How Barter Built a Direct NFT Trading Interface for Real-time Negotiation

The Meteoric Rise of NFTs

If you’ve been following the crypto space lately, you’ve probably seen that Non-Fungible Tokens (NFTs) have been the talk of almost every artist and creator. From the sale of Beeple’s “Everydays: The First 5000 Days” for $69.3M to NBA Top Shot surpassing $205 million in total sales within six months to EulerBeats generating more than $1.1. Million in royalties during its first week, interest in NFTs is at an all time high. Across the board, we have seen NFTs enable the financialization of digital goods: art, music, content, virtual land, gaming collectibles, and essentially anything that benefits from verified authenticity and provable ownership rights.

While artists have been continuously setting records with their sales, the NFT marketplaces and galleries have also been exceeding expectations. Currently, the gallery model, which curates an exclusive selection of art for buyers like a traditional art gallery, has been generating less volume compared to marketplaces, which are akin to an art bazaar where anyone can display their works for sale. For example, the curated nature of Nifty Gateway and SuperRare limits the number of artists who are allowed on the platforms, creating an allure of brand recognition and exclusivity compared to platforms like OpenSea and Rarible which allow anyone to post their NFT. That being said, both models have experienced immense growth in this NFT boom.

Monthly protocol users for Rarible, a leading NFT marketplace, hit an all time high for March, surpassing 58,000.

Data Source: Dune Analytics

Superare, the top NFT gallery, surpassed $15 million in volume for the month of March.

Data Source: Dune Analytics

Artists sold 2,000 works on SuperRare in March, marking an all-time high for the gallery.

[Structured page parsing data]

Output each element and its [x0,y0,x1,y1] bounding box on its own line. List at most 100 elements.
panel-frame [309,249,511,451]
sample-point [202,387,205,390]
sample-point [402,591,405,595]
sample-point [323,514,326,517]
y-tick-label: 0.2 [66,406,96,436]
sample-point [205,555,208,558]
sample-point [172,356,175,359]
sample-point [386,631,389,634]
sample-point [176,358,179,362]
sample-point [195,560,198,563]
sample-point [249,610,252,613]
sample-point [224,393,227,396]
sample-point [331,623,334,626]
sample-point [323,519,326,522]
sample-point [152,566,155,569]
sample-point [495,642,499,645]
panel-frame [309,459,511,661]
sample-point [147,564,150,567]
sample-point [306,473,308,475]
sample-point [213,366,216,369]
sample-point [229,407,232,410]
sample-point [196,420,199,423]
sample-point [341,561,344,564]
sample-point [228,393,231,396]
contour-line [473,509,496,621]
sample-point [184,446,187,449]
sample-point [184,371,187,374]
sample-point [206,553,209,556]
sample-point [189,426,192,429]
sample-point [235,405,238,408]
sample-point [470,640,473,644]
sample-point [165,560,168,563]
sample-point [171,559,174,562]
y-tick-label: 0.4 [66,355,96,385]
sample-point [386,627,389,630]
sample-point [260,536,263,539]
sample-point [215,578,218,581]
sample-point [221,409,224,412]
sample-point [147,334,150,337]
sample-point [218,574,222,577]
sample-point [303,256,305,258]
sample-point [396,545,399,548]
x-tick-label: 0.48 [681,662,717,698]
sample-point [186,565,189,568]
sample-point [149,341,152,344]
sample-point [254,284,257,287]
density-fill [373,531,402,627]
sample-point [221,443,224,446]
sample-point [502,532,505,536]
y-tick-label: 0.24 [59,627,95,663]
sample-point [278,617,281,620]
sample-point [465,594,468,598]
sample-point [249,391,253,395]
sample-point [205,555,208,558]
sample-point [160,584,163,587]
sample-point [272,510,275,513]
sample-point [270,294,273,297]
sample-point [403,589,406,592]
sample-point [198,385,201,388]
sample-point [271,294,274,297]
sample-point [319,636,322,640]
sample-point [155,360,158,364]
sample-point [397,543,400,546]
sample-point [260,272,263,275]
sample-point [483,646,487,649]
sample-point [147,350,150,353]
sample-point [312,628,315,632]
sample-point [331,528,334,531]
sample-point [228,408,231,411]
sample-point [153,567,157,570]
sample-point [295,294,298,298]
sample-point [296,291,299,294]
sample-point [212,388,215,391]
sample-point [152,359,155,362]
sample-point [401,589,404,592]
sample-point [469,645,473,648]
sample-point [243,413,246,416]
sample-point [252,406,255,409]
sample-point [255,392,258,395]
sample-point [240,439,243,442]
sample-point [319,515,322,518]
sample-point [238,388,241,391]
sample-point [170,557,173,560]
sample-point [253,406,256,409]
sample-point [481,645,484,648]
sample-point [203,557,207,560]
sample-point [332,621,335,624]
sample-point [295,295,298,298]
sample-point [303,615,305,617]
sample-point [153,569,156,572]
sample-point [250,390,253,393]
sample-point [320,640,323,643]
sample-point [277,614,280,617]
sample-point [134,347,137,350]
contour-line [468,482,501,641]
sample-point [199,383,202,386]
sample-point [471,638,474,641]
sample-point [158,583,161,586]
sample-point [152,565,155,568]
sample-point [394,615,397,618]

• [AIM OF THE EXERCISE] In the NFT trading article above, how many monthly protocol users did Rarible pass in March?

• [ANSWER TO THIS TASK] More than 58,000, an all-time high.